(Stored items from a collection)
Begin
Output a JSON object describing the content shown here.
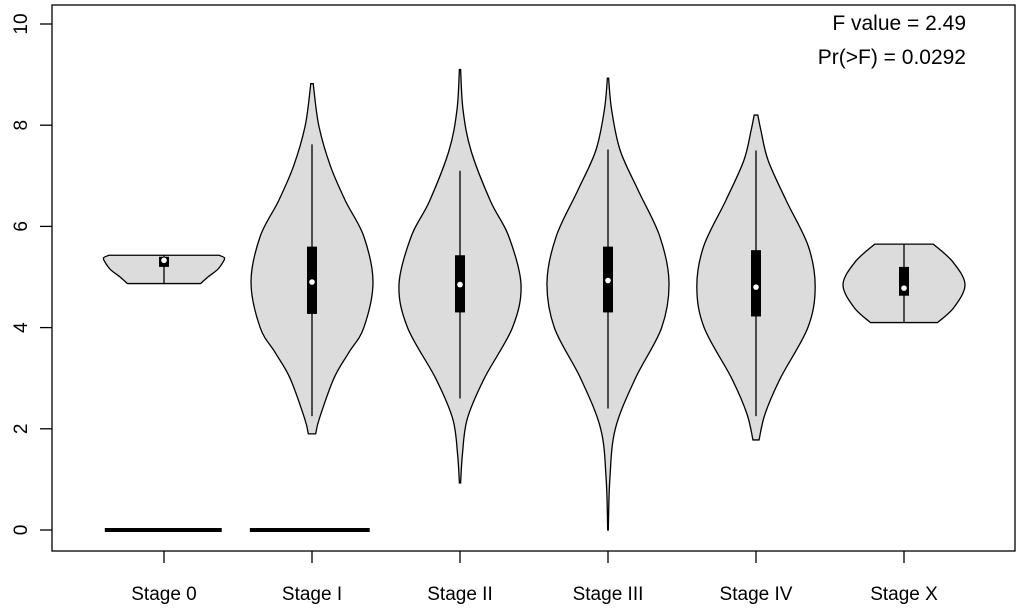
{
  "chart_data": {
    "type": "violin",
    "title": "",
    "xlabel": "",
    "ylabel": "",
    "ylim": [
      0,
      10
    ],
    "yticks": [
      "0",
      "2",
      "4",
      "6",
      "8",
      "10"
    ],
    "grid": false,
    "fill_color": "#dcdcdc",
    "annotations": [
      "F value = 2.49",
      "Pr(>F) = 0.0292"
    ],
    "categories": [
      "Stage 0",
      "Stage I",
      "Stage II",
      "Stage III",
      "Stage IV",
      "Stage X"
    ],
    "violins": [
      {
        "min": 4.87,
        "max": 5.43,
        "whisker_low": 4.87,
        "whisker_high": 5.43,
        "q1": 5.2,
        "median": 5.33,
        "q3": 5.4,
        "density": [
          [
            4.87,
            0.6
          ],
          [
            5.0,
            0.72
          ],
          [
            5.15,
            0.88
          ],
          [
            5.3,
            0.97
          ],
          [
            5.38,
            0.99
          ],
          [
            5.43,
            0.9
          ]
        ]
      },
      {
        "min": 1.9,
        "max": 8.82,
        "whisker_low": 2.25,
        "whisker_high": 7.62,
        "q1": 4.27,
        "median": 4.9,
        "q3": 5.6,
        "density": [
          [
            1.9,
            0.06
          ],
          [
            2.2,
            0.12
          ],
          [
            3.0,
            0.36
          ],
          [
            3.5,
            0.6
          ],
          [
            4.0,
            0.85
          ],
          [
            4.9,
            1.0
          ],
          [
            5.8,
            0.85
          ],
          [
            6.5,
            0.55
          ],
          [
            7.2,
            0.3
          ],
          [
            8.0,
            0.11
          ],
          [
            8.82,
            0.02
          ]
        ]
      },
      {
        "min": 0.93,
        "max": 9.1,
        "whisker_low": 2.6,
        "whisker_high": 7.1,
        "q1": 4.3,
        "median": 4.85,
        "q3": 5.43,
        "density": [
          [
            0.93,
            0.01
          ],
          [
            1.5,
            0.04
          ],
          [
            2.2,
            0.12
          ],
          [
            3.0,
            0.4
          ],
          [
            4.0,
            0.86
          ],
          [
            4.85,
            1.0
          ],
          [
            5.8,
            0.8
          ],
          [
            6.5,
            0.5
          ],
          [
            7.5,
            0.18
          ],
          [
            8.3,
            0.05
          ],
          [
            9.1,
            0.01
          ]
        ]
      },
      {
        "min": 0.0,
        "max": 8.93,
        "whisker_low": 2.4,
        "whisker_high": 7.52,
        "q1": 4.3,
        "median": 4.93,
        "q3": 5.6,
        "density": [
          [
            0.0,
            0.005
          ],
          [
            1.0,
            0.03
          ],
          [
            2.0,
            0.12
          ],
          [
            3.0,
            0.45
          ],
          [
            4.0,
            0.88
          ],
          [
            4.9,
            1.0
          ],
          [
            5.8,
            0.85
          ],
          [
            6.7,
            0.5
          ],
          [
            7.5,
            0.2
          ],
          [
            8.3,
            0.06
          ],
          [
            8.93,
            0.01
          ]
        ]
      },
      {
        "min": 1.78,
        "max": 8.2,
        "whisker_low": 2.25,
        "whisker_high": 7.5,
        "q1": 4.22,
        "median": 4.8,
        "q3": 5.53,
        "density": [
          [
            1.78,
            0.05
          ],
          [
            2.3,
            0.15
          ],
          [
            3.0,
            0.4
          ],
          [
            4.0,
            0.85
          ],
          [
            4.8,
            0.97
          ],
          [
            5.6,
            0.86
          ],
          [
            6.5,
            0.5
          ],
          [
            7.3,
            0.2
          ],
          [
            7.9,
            0.08
          ],
          [
            8.2,
            0.03
          ]
        ]
      },
      {
        "min": 4.1,
        "max": 5.65,
        "whisker_low": 4.1,
        "whisker_high": 5.65,
        "q1": 4.63,
        "median": 4.78,
        "q3": 5.2,
        "density": [
          [
            4.1,
            0.55
          ],
          [
            4.4,
            0.82
          ],
          [
            4.85,
            1.0
          ],
          [
            5.3,
            0.8
          ],
          [
            5.65,
            0.48
          ]
        ]
      }
    ],
    "zero_lines": [
      [
        0.6,
        1.39
      ],
      [
        1.58,
        2.39
      ]
    ]
  }
}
End
WHAT YOU HAVE TO DO>
The records above should be reproduced exactly, with no pictures included.

ANSWER BELOW>
Output a JSON object describing the content shown here.
{
  "chart_data": {
    "type": "violin",
    "title": "",
    "xlabel": "",
    "ylabel": "",
    "ylim": [
      0,
      10
    ],
    "yticks": [
      "0",
      "2",
      "4",
      "6",
      "8",
      "10"
    ],
    "grid": false,
    "fill_color": "#dcdcdc",
    "annotations": [
      "F value = 2.49",
      "Pr(>F) = 0.0292"
    ],
    "categories": [
      "Stage 0",
      "Stage I",
      "Stage II",
      "Stage III",
      "Stage IV",
      "Stage X"
    ],
    "violins": [
      {
        "min": 4.87,
        "max": 5.43,
        "whisker_low": 4.87,
        "whisker_high": 5.43,
        "q1": 5.2,
        "median": 5.33,
        "q3": 5.4,
        "density": [
          [
            4.87,
            0.6
          ],
          [
            5.0,
            0.72
          ],
          [
            5.15,
            0.88
          ],
          [
            5.3,
            0.97
          ],
          [
            5.38,
            0.99
          ],
          [
            5.43,
            0.9
          ]
        ]
      },
      {
        "min": 1.9,
        "max": 8.82,
        "whisker_low": 2.25,
        "whisker_high": 7.62,
        "q1": 4.27,
        "median": 4.9,
        "q3": 5.6,
        "density": [
          [
            1.9,
            0.06
          ],
          [
            2.2,
            0.12
          ],
          [
            3.0,
            0.36
          ],
          [
            3.5,
            0.6
          ],
          [
            4.0,
            0.85
          ],
          [
            4.9,
            1.0
          ],
          [
            5.8,
            0.85
          ],
          [
            6.5,
            0.55
          ],
          [
            7.2,
            0.3
          ],
          [
            8.0,
            0.11
          ],
          [
            8.82,
            0.02
          ]
        ]
      },
      {
        "min": 0.93,
        "max": 9.1,
        "whisker_low": 2.6,
        "whisker_high": 7.1,
        "q1": 4.3,
        "median": 4.85,
        "q3": 5.43,
        "density": [
          [
            0.93,
            0.01
          ],
          [
            1.5,
            0.04
          ],
          [
            2.2,
            0.12
          ],
          [
            3.0,
            0.4
          ],
          [
            4.0,
            0.86
          ],
          [
            4.85,
            1.0
          ],
          [
            5.8,
            0.8
          ],
          [
            6.5,
            0.5
          ],
          [
            7.5,
            0.18
          ],
          [
            8.3,
            0.05
          ],
          [
            9.1,
            0.01
          ]
        ]
      },
      {
        "min": 0.0,
        "max": 8.93,
        "whisker_low": 2.4,
        "whisker_high": 7.52,
        "q1": 4.3,
        "median": 4.93,
        "q3": 5.6,
        "density": [
          [
            0.0,
            0.005
          ],
          [
            1.0,
            0.03
          ],
          [
            2.0,
            0.12
          ],
          [
            3.0,
            0.45
          ],
          [
            4.0,
            0.88
          ],
          [
            4.9,
            1.0
          ],
          [
            5.8,
            0.85
          ],
          [
            6.7,
            0.5
          ],
          [
            7.5,
            0.2
          ],
          [
            8.3,
            0.06
          ],
          [
            8.93,
            0.01
          ]
        ]
      },
      {
        "min": 1.78,
        "max": 8.2,
        "whisker_low": 2.25,
        "whisker_high": 7.5,
        "q1": 4.22,
        "median": 4.8,
        "q3": 5.53,
        "density": [
          [
            1.78,
            0.05
          ],
          [
            2.3,
            0.15
          ],
          [
            3.0,
            0.4
          ],
          [
            4.0,
            0.85
          ],
          [
            4.8,
            0.97
          ],
          [
            5.6,
            0.86
          ],
          [
            6.5,
            0.5
          ],
          [
            7.3,
            0.2
          ],
          [
            7.9,
            0.08
          ],
          [
            8.2,
            0.03
          ]
        ]
      },
      {
        "min": 4.1,
        "max": 5.65,
        "whisker_low": 4.1,
        "whisker_high": 5.65,
        "q1": 4.63,
        "median": 4.78,
        "q3": 5.2,
        "density": [
          [
            4.1,
            0.55
          ],
          [
            4.4,
            0.82
          ],
          [
            4.85,
            1.0
          ],
          [
            5.3,
            0.8
          ],
          [
            5.65,
            0.48
          ]
        ]
      }
    ],
    "zero_lines": [
      [
        0.6,
        1.39
      ],
      [
        1.58,
        2.39
      ]
    ]
  }
}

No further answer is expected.